** Goal of the exercise **
Pick out each line below containing "Cleaning".

** Material **

- - - - - - -

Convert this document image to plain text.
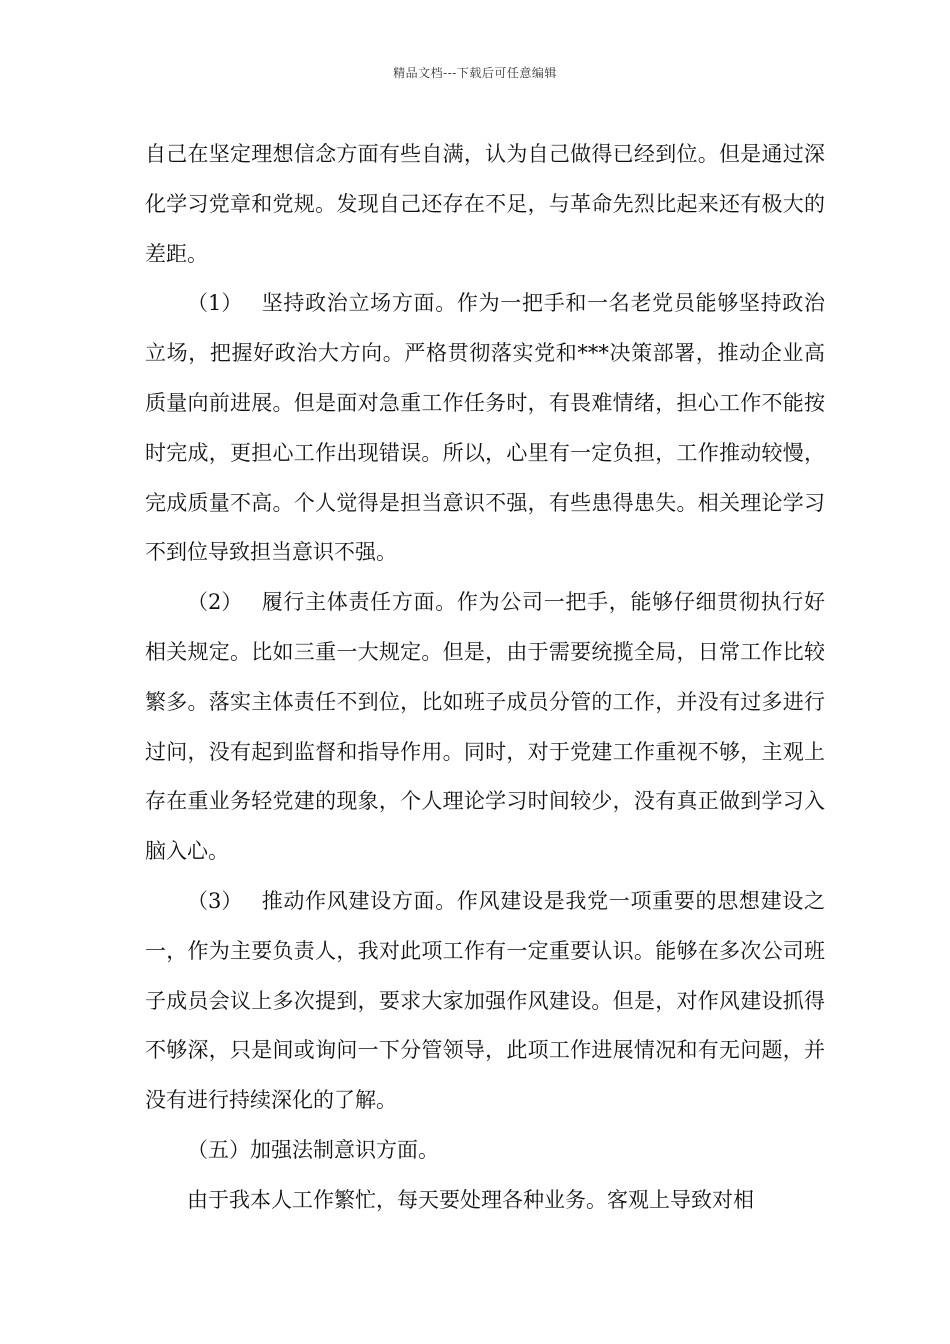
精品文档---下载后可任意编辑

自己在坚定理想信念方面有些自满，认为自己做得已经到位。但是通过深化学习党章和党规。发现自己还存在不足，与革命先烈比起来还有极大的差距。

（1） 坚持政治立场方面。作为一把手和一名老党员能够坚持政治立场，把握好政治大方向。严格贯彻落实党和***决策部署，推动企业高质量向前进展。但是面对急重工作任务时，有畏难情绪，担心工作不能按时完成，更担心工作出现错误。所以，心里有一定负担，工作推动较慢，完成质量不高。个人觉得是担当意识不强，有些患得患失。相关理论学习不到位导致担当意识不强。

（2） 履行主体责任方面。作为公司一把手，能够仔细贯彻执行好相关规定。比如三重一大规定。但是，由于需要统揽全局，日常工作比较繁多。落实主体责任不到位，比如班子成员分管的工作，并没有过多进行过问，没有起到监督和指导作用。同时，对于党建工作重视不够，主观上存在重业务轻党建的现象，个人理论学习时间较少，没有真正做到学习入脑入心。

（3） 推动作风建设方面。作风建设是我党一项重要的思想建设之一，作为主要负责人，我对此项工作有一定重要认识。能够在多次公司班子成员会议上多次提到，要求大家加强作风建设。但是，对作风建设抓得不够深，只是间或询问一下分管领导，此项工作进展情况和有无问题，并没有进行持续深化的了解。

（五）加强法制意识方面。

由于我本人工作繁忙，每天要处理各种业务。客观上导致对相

- - - - - - -

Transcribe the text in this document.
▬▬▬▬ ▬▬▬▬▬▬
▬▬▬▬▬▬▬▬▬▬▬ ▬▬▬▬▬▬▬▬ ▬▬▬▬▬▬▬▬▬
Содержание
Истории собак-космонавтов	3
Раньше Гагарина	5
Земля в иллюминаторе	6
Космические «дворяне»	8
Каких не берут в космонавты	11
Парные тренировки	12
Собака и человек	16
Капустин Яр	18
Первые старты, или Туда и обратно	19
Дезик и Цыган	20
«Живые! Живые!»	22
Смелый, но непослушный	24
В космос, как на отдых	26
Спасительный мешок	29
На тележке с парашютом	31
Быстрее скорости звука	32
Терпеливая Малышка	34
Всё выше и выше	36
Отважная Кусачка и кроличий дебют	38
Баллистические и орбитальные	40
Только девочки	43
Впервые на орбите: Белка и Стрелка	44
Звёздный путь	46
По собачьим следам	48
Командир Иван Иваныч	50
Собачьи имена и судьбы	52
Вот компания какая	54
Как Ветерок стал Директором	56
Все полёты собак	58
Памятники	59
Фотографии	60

- - - - - - -

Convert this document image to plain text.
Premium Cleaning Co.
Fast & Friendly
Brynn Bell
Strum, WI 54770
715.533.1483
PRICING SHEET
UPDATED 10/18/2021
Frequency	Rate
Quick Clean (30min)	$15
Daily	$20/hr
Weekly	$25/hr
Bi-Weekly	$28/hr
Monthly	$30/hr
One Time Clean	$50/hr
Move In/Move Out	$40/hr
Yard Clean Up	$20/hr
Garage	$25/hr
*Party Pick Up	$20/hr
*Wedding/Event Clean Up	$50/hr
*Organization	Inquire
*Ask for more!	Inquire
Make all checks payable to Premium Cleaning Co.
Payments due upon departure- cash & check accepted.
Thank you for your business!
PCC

- - - - - - -

** Solution to this task **
Premium Cleaning Co.
Make all checks payable to Premium Cleaning Co.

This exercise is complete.